Job:
Pick out all lines with the word "source" from the records that follow.

Excerpted records:

____

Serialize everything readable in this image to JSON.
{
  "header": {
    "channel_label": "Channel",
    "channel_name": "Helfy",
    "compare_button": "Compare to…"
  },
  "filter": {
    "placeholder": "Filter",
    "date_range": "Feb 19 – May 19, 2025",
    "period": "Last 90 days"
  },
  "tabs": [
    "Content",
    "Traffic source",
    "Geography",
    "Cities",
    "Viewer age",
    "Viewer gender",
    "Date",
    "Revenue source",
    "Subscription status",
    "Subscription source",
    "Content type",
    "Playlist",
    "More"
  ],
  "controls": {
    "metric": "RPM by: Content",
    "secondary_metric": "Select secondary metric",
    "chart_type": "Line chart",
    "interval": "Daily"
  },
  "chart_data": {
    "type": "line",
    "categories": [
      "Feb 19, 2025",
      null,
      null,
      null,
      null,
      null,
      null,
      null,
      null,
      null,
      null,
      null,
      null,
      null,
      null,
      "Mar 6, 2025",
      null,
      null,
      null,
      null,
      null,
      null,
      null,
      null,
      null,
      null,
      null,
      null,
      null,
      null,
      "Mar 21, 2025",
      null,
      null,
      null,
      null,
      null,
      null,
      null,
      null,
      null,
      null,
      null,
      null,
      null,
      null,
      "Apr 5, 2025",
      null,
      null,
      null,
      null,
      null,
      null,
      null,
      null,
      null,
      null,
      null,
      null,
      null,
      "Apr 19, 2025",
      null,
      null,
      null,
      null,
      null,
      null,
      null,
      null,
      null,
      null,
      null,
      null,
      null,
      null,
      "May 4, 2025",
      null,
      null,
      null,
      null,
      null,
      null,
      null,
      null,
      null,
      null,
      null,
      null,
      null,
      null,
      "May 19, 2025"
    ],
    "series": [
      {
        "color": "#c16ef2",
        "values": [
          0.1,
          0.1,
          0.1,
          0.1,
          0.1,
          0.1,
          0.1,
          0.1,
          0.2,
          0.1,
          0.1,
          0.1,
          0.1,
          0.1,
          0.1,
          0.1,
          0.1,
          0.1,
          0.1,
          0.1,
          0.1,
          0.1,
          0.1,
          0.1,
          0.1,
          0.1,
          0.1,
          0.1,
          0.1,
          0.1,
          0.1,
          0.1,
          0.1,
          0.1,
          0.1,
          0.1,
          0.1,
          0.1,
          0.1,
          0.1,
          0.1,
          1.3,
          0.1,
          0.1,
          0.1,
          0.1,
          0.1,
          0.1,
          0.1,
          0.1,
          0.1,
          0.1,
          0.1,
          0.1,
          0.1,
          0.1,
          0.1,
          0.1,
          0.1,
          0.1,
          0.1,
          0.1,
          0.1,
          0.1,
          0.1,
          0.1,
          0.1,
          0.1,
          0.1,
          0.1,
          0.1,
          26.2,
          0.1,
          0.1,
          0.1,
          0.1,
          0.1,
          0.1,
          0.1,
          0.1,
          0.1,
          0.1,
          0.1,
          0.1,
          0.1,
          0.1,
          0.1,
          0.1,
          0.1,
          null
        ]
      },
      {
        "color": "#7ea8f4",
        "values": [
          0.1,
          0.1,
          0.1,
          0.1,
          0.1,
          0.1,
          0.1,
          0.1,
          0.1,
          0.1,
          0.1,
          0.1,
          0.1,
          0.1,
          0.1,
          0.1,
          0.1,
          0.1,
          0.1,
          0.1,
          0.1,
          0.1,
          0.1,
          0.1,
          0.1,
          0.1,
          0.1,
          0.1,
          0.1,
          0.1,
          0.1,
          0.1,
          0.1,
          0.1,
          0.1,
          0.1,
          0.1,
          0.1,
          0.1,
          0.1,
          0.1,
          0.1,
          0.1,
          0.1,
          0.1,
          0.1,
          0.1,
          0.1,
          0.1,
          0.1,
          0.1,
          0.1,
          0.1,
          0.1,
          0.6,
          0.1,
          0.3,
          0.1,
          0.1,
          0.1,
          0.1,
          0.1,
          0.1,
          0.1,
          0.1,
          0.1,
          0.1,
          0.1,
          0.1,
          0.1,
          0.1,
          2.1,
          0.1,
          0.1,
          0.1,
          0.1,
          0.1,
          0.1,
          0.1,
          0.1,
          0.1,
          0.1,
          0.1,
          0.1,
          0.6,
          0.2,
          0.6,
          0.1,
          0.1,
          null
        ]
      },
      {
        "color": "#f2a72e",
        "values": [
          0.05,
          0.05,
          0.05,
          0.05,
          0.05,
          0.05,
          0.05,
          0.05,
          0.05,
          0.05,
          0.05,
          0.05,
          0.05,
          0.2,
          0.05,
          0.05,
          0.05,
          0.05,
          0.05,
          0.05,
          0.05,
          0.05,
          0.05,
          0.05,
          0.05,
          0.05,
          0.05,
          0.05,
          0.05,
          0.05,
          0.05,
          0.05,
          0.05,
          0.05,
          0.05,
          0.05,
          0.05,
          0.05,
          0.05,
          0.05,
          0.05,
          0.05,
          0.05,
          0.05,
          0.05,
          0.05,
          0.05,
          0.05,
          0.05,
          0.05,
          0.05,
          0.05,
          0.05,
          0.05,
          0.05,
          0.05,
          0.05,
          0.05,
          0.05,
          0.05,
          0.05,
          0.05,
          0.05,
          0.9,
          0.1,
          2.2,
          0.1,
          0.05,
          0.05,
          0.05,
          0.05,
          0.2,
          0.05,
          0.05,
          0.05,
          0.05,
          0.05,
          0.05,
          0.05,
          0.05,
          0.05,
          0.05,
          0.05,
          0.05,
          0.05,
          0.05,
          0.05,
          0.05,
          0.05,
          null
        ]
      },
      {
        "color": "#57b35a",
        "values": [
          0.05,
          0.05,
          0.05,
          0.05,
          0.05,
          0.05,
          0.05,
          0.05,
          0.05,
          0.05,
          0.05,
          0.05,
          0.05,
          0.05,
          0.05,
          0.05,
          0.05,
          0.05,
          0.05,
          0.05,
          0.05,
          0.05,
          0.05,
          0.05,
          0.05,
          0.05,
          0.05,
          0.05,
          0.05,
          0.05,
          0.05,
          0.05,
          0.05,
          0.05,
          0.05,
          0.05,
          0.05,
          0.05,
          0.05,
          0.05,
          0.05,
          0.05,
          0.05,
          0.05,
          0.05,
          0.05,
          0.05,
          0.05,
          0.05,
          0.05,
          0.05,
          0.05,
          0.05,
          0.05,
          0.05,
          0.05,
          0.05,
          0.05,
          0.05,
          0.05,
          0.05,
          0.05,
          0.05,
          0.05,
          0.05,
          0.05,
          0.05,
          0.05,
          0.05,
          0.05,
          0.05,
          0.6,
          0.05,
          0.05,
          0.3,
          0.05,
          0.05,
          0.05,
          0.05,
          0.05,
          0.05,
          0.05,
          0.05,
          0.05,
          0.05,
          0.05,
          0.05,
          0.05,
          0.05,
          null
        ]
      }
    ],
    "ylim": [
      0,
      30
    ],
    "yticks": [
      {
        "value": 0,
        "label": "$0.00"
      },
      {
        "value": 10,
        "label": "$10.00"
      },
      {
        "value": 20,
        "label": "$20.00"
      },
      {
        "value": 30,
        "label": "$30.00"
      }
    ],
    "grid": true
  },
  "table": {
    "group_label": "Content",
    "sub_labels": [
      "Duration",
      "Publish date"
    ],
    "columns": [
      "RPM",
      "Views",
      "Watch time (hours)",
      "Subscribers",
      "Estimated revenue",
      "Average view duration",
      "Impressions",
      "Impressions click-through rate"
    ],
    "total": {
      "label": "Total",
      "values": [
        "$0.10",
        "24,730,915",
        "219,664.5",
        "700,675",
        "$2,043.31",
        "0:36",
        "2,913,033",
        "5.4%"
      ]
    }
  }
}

____

Correct result:
    "Traffic source",
    "Revenue source",
    "Subscription source",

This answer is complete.